The data:
::::::

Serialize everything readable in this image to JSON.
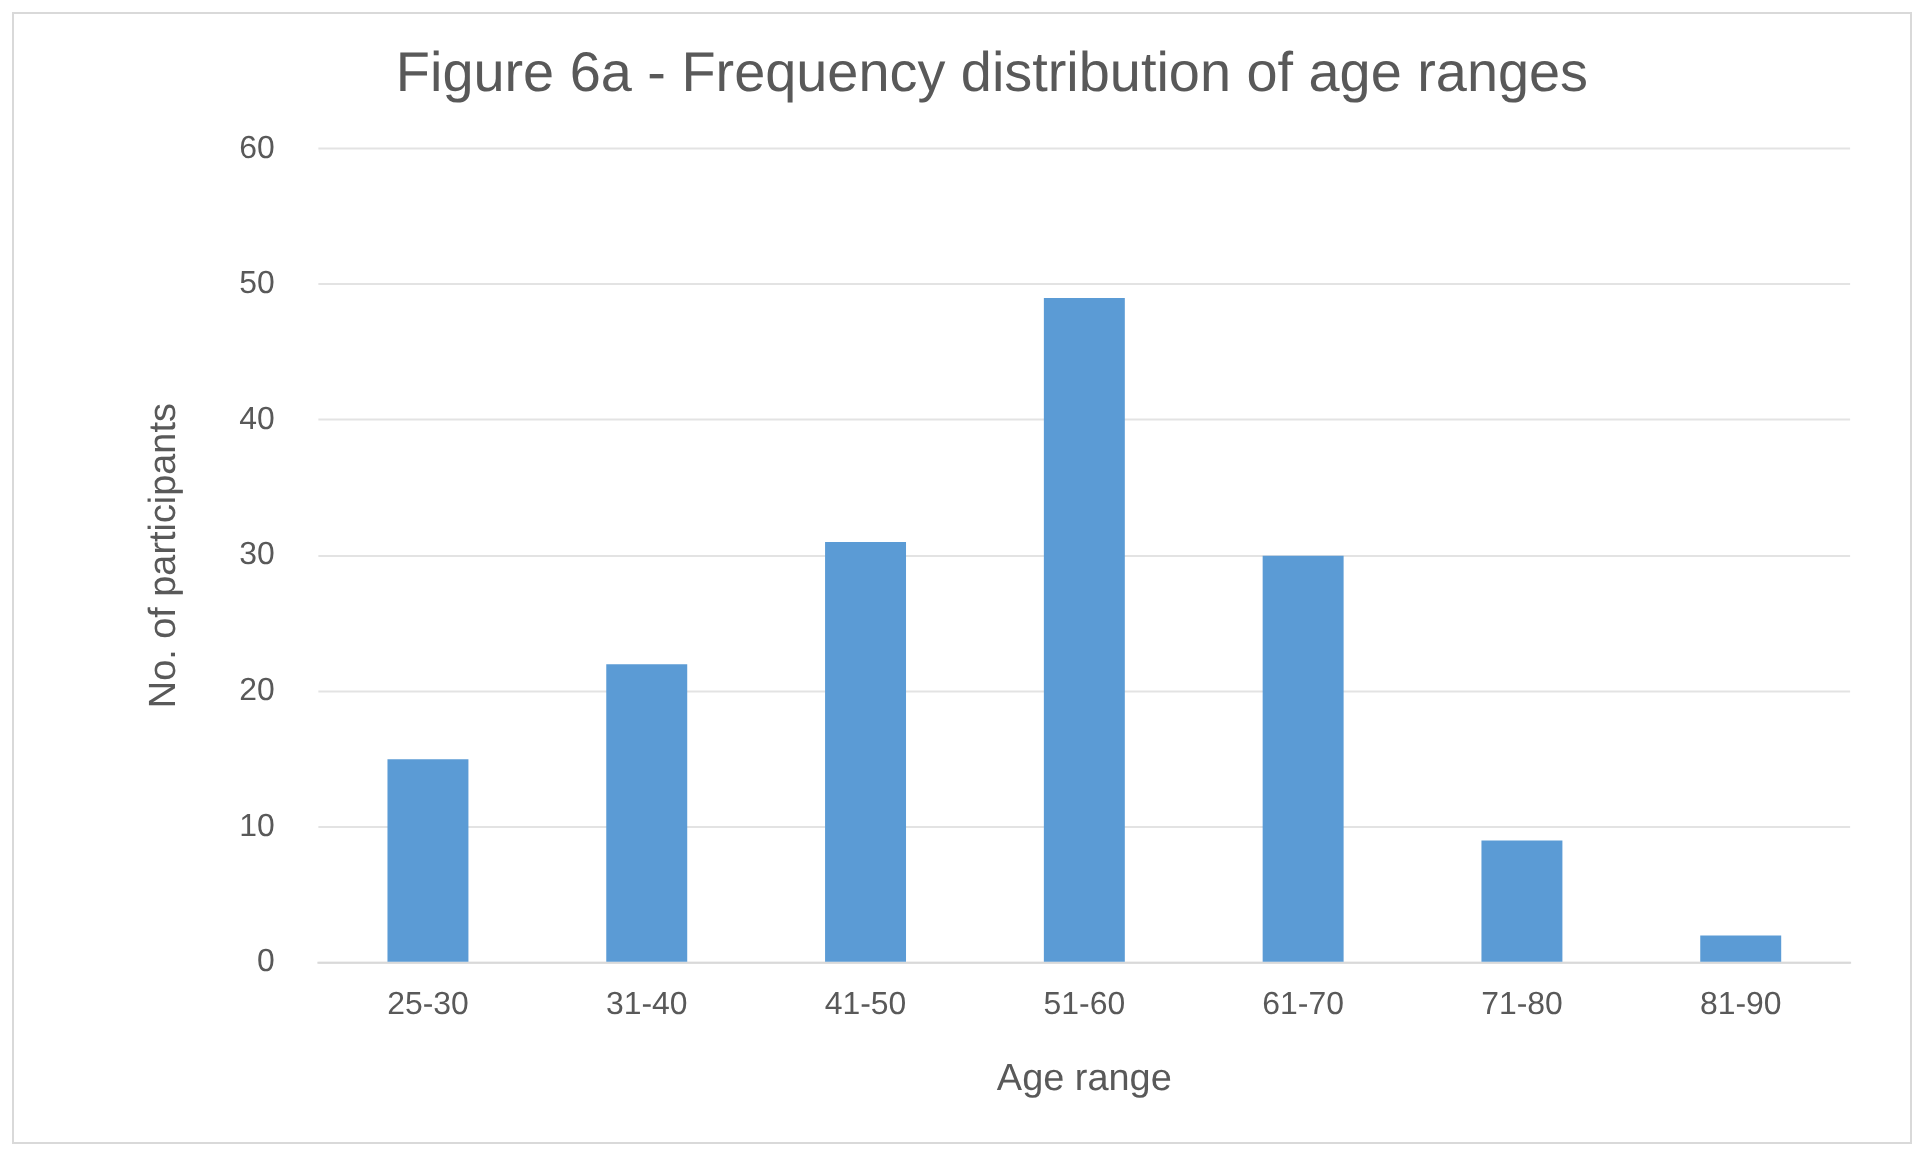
{
  "chart_data": {
    "type": "bar",
    "title": "Figure 6a - Frequency distribution of age ranges",
    "xlabel": "Age range",
    "ylabel": "No. of participants",
    "categories": [
      "25-30",
      "31-40",
      "41-50",
      "51-60",
      "61-70",
      "71-80",
      "81-90"
    ],
    "values": [
      15,
      22,
      31,
      49,
      30,
      9,
      2
    ],
    "color": "#5b9bd5",
    "ylim": [
      0,
      60
    ],
    "yticks": [
      0,
      10,
      20,
      30,
      40,
      50,
      60
    ],
    "grid": "y",
    "legend": false
  }
}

::::::

Instructions to follow: Reproduce the data word for word, excluding its pictures.

Solution to this problem:
Serialize everything readable in this image to JSON.
{
  "chart_data": {
    "type": "bar",
    "title": "Figure 6a - Frequency distribution of age ranges",
    "xlabel": "Age range",
    "ylabel": "No. of participants",
    "categories": [
      "25-30",
      "31-40",
      "41-50",
      "51-60",
      "61-70",
      "71-80",
      "81-90"
    ],
    "values": [
      15,
      22,
      31,
      49,
      30,
      9,
      2
    ],
    "color": "#5b9bd5",
    "ylim": [
      0,
      60
    ],
    "yticks": [
      0,
      10,
      20,
      30,
      40,
      50,
      60
    ],
    "grid": "y",
    "legend": false
  }
}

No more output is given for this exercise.